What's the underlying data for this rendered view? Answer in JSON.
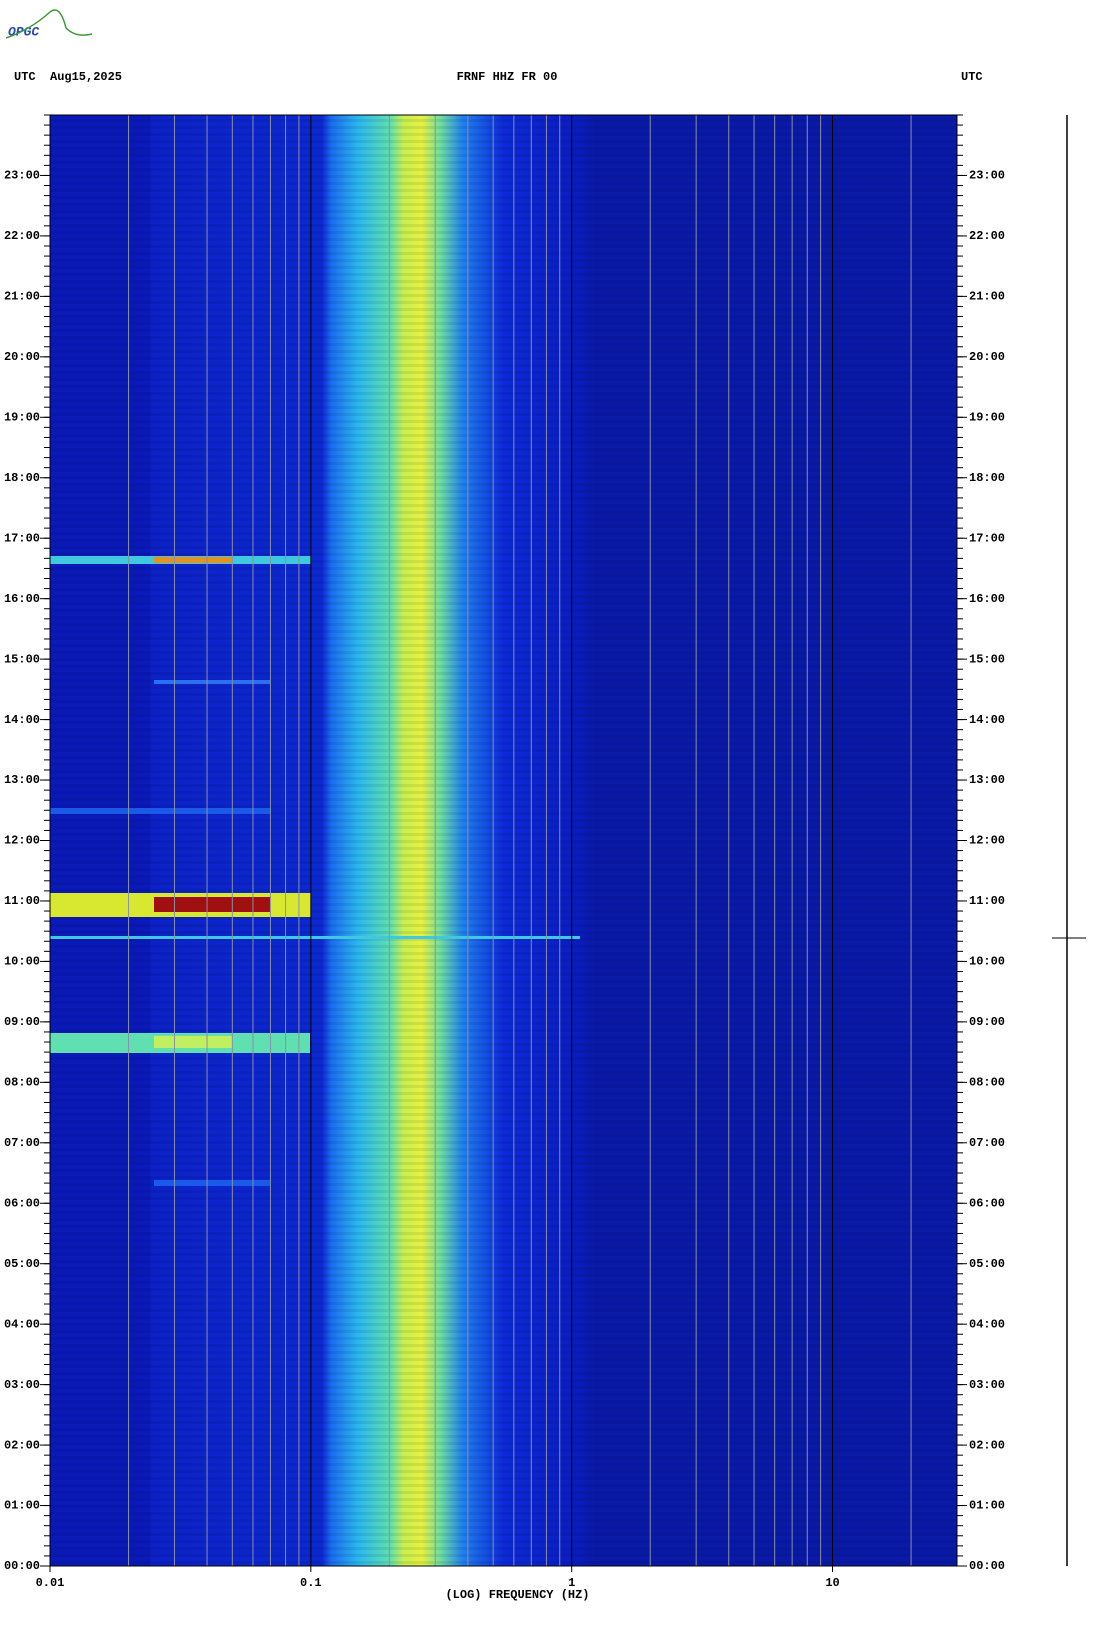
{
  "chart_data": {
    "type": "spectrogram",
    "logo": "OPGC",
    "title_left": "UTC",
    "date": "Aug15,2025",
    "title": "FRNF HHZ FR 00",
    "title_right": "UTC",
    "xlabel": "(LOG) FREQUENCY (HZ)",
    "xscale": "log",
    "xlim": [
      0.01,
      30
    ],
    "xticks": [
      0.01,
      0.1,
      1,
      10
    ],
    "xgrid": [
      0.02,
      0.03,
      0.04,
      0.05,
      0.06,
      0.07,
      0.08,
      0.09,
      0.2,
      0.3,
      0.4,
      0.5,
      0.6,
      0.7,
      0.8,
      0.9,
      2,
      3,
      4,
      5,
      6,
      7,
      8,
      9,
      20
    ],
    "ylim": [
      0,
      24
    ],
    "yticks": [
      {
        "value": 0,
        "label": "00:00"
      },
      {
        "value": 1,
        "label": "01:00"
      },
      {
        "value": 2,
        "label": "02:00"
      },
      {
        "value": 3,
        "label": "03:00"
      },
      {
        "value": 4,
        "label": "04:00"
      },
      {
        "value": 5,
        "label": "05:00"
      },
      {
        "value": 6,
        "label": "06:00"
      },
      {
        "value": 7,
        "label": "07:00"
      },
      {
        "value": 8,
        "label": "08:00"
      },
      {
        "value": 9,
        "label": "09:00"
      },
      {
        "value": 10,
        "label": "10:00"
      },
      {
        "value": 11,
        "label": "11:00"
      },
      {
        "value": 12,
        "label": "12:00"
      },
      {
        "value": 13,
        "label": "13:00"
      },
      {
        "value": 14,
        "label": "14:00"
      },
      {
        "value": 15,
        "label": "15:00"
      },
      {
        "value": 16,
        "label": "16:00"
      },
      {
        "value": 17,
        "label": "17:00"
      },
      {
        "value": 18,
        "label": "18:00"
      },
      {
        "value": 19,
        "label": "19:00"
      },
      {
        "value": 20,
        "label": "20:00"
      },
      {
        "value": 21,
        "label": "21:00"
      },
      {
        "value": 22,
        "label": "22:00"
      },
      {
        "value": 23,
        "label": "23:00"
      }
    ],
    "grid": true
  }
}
──────
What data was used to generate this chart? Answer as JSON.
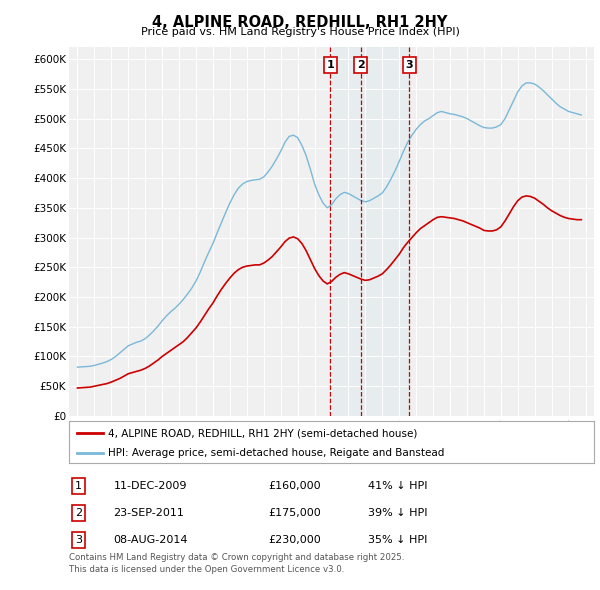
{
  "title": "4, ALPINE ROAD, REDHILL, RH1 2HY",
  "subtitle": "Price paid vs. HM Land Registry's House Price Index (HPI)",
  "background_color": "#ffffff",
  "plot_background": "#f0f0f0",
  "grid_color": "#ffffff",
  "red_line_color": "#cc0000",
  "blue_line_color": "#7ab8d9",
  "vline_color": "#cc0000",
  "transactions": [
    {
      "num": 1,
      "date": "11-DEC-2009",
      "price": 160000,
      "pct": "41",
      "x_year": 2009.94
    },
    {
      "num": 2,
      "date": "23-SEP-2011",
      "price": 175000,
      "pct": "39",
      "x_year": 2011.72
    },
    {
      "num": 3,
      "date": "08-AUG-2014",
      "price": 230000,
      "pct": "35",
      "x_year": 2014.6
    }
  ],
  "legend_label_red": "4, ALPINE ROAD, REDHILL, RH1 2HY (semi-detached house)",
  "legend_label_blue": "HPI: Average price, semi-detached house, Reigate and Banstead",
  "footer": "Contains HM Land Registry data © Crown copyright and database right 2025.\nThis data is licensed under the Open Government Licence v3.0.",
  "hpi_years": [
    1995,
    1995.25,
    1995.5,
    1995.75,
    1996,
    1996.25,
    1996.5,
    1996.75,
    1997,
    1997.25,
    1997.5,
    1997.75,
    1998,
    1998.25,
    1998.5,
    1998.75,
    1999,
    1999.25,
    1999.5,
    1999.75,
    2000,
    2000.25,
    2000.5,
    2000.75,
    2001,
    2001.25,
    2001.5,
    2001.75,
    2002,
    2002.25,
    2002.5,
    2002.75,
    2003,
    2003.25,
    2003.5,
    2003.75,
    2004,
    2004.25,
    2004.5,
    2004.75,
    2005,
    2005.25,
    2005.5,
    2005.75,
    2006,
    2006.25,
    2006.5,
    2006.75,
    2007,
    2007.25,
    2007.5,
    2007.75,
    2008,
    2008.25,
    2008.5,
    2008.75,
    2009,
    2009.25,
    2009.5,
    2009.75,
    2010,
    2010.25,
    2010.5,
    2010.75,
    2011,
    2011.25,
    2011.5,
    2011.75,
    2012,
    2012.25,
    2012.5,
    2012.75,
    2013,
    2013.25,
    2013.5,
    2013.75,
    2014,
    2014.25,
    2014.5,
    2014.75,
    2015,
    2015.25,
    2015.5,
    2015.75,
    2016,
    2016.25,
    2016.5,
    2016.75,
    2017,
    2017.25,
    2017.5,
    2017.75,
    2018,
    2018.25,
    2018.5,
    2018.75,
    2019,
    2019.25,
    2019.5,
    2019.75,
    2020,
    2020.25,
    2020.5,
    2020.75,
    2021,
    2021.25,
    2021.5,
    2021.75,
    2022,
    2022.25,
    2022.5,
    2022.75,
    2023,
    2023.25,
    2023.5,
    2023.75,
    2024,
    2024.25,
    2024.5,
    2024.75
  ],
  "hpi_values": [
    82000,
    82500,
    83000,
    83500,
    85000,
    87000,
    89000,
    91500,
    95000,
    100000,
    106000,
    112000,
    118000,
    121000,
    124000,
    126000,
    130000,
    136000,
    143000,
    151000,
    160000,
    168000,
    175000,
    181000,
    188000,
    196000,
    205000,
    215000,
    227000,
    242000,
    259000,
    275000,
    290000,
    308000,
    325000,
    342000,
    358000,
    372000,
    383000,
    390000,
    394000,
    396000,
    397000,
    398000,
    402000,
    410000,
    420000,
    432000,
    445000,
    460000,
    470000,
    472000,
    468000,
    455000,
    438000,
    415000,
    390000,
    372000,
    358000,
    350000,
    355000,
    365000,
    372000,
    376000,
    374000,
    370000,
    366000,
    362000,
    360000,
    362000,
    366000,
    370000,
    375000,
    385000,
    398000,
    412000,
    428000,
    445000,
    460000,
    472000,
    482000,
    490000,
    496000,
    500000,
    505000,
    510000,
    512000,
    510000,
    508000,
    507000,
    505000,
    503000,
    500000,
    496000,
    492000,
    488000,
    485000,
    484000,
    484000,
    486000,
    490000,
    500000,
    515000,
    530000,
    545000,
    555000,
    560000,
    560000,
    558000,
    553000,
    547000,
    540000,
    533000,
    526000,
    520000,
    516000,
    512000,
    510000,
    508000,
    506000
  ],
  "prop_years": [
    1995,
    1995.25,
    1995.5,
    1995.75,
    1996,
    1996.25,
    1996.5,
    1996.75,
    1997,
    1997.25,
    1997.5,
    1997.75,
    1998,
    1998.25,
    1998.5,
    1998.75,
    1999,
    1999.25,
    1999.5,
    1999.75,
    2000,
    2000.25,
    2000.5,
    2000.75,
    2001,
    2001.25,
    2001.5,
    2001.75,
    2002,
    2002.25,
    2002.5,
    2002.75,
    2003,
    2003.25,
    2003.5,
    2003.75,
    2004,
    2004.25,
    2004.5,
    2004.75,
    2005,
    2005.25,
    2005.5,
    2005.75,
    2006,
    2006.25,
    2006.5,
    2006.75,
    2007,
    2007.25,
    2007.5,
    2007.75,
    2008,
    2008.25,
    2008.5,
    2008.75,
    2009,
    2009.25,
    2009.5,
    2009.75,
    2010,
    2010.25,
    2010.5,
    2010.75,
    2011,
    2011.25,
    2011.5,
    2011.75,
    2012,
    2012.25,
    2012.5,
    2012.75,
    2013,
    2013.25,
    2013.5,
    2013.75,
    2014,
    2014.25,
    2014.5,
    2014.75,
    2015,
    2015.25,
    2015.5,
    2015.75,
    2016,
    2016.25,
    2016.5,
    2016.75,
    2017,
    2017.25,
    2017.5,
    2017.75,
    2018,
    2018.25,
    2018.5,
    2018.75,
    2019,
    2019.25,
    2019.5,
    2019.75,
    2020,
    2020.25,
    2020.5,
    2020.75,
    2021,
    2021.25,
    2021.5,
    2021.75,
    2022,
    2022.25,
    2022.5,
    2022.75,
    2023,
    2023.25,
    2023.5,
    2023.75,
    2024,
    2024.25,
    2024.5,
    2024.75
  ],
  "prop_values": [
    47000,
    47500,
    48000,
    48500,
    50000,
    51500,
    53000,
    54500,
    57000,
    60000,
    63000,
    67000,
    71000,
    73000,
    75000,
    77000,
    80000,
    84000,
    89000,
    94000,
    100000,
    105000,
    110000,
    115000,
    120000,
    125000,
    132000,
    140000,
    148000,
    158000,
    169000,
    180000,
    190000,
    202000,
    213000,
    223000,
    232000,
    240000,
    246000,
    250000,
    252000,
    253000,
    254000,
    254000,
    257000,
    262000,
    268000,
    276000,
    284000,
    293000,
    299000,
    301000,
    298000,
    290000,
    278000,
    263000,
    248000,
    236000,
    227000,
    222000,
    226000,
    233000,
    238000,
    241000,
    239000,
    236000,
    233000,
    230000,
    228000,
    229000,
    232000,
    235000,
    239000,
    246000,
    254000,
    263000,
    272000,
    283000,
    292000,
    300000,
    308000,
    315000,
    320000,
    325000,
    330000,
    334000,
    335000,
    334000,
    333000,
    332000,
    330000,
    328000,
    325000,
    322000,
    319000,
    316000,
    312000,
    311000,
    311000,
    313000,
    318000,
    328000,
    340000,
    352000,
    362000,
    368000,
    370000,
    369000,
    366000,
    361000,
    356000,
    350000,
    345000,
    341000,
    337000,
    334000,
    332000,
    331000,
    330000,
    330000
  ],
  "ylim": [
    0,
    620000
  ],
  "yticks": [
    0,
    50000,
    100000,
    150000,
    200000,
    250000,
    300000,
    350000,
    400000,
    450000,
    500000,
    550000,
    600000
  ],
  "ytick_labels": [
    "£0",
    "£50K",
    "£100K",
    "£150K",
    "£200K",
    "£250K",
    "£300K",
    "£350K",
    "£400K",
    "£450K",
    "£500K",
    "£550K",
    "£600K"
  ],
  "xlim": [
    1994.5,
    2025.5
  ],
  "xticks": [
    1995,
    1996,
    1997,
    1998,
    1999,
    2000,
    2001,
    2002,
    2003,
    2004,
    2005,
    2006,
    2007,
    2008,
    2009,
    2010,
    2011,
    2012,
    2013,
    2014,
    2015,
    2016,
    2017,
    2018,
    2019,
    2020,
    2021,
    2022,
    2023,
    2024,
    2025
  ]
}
──────
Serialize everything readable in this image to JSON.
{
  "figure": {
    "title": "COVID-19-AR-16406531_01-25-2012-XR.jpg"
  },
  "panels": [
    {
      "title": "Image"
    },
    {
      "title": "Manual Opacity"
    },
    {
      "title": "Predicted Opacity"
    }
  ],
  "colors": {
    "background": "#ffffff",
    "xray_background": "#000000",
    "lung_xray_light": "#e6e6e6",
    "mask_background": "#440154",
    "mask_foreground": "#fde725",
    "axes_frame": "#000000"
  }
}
──────
• GIVEN INSTRUCTION
List each line of the entries that holds the string "ROAD".

• TASK RESPONSE
  "title": "4, ALPINE ROAD, REDHILL, RH1 2HY",
  "legend_label_red": "4, ALPINE ROAD, REDHILL, RH1 2HY (semi-detached house)",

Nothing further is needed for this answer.